DOCUMENT TEXT ::
::::

Home | About | Sematext search-lucene.com search-hadoop.com
 Search Hadoop and all its subprojects:

Switch to Plain View
HBase >> mail # user >> Advices for HTable schema

Jean-Marc Spaggiari 2012-07-02, 19:04
Amandeep Khurana 2012-07-02, 19:21
Jean-Marc Spaggiari 2012-07-02, 19:53
Amandeep Khurana 2012-07-02, 20:08
Jean-Marc Spaggiari 2012-07-02, 23:48
Amandeep Khurana 2012-07-02, 23:52
Jean-Marc Spaggiari 2012-07-03, 01:56
Michael Segel 2012-07-03, 11:57
Jean-Marc Spaggiari 2012-07-03, 12:31
Copy link to this message
Re: Advices for HTable schema
Comparisons are fine.

Try to not think of this in terms of rows and columns, but in terms of records.
Think of each record as being atomic.  
Create a list of all of the components that make up that record.
Then combine like components in to structures.

Like the Street Address.  Add in a couple of fields to suggest when the person lived there. If there is no end date, it must be a current address.

::::

LISTED ENTRIES ::
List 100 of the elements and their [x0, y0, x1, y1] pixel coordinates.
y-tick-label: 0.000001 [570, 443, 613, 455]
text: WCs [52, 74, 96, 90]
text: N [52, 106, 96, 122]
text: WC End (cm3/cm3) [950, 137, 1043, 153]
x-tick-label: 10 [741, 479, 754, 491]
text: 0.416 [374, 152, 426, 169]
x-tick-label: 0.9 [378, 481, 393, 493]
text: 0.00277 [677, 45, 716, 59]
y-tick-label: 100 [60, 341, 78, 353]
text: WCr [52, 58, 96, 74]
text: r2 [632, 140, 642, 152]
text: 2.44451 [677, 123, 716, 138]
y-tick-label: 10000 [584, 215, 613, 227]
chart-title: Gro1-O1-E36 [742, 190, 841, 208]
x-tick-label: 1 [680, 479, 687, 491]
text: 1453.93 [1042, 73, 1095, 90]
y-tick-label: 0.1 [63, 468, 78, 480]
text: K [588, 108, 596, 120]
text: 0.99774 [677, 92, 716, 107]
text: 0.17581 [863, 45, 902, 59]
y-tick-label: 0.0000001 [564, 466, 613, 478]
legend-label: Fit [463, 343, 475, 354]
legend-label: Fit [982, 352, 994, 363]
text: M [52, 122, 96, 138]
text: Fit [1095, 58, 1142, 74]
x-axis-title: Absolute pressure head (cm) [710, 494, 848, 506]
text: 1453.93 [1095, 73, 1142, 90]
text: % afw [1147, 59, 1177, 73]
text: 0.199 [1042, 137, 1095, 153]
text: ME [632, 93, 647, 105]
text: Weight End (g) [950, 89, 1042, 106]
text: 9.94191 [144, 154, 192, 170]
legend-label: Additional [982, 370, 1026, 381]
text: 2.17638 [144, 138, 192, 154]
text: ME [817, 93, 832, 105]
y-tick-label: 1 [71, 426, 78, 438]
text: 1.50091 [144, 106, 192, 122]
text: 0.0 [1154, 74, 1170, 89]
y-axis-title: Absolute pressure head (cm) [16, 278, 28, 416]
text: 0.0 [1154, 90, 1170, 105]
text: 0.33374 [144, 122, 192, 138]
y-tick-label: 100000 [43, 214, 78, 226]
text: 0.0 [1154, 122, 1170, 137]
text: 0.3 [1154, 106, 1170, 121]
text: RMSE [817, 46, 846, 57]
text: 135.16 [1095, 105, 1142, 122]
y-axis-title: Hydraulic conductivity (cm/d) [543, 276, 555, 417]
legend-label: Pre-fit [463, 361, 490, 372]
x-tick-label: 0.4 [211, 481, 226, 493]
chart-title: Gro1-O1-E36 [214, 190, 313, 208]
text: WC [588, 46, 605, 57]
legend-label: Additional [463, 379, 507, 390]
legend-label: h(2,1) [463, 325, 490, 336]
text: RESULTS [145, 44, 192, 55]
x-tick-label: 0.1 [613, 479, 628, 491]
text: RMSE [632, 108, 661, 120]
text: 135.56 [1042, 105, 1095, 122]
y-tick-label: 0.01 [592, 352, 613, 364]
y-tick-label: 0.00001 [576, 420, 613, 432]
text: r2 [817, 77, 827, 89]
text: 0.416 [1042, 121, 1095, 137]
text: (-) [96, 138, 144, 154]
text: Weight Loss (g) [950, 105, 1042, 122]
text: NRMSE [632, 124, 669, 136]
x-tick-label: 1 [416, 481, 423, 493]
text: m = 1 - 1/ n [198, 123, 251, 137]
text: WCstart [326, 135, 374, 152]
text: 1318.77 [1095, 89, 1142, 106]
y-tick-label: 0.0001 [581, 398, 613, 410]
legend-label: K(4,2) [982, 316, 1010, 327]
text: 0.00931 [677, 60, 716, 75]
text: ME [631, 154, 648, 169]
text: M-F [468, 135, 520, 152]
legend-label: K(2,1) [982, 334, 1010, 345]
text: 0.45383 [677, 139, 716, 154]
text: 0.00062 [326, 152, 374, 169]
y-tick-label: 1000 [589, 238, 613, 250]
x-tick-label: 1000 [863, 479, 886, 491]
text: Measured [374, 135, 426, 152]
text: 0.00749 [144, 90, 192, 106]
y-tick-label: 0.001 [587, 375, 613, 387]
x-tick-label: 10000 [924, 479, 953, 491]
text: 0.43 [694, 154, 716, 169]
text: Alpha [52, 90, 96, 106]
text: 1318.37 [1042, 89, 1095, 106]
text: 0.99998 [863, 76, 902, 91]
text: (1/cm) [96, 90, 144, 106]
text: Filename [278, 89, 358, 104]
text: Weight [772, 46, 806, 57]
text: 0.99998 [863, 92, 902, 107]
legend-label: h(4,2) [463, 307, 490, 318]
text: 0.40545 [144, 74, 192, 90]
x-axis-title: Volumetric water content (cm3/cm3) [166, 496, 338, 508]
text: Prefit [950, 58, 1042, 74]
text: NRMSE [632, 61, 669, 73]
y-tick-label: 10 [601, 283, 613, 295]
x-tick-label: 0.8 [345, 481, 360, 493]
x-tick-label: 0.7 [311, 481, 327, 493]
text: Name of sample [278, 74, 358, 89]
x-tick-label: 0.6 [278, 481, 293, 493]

::::

YOUR TASKS ::
1. Who are the distinct people listed as posting in the HTable schema thread?
2. Could you pick up the HTable schema thread after its final sentence and keep writing it?

EXERCISE RESPONSES ::
1. Jean-Marc Spaggiari, Amandeep Khurana, Michael Segel

2.
You could put them in an Array however array's imply a finite size. Ordered set or list would be more appropriate.
Each of these structures then becomes a column.
On Jul 3, 2012, at 7:31 AM, Jean-Marc Spaggiari wrote:

> Hi Michael,
> I'm trying to deeply dive into HBase and forget all my RDBMS knowledge
> but sometime it's difficult to not try to compare and I don't have yet
> all the right thinking mechanism. The more Amandeep was replying
> yesterday, more clear it become, but seems I still have a LOT to
> learn.
> I will never update one single value from the data I have. I will
> update all the columns for one row, or not any. When I need to ready
> them, I usually need to read all of them, or almost all. Not just one.
> I moved to a multiple columns architecture because I did the
> application with MySQL first but the more I read, the more I see that
> it's not the right way.
> I can have 2 tables.
> One with a key made with the person ID, and only one single CF and one
> C with everything into a single cell stored as a JSON output
> serialized using AVRO like you are suggesting.
> And a second table with rows ike PERSONID_PERSONADDRESS with a dummy
> CF and C just to keep one cell.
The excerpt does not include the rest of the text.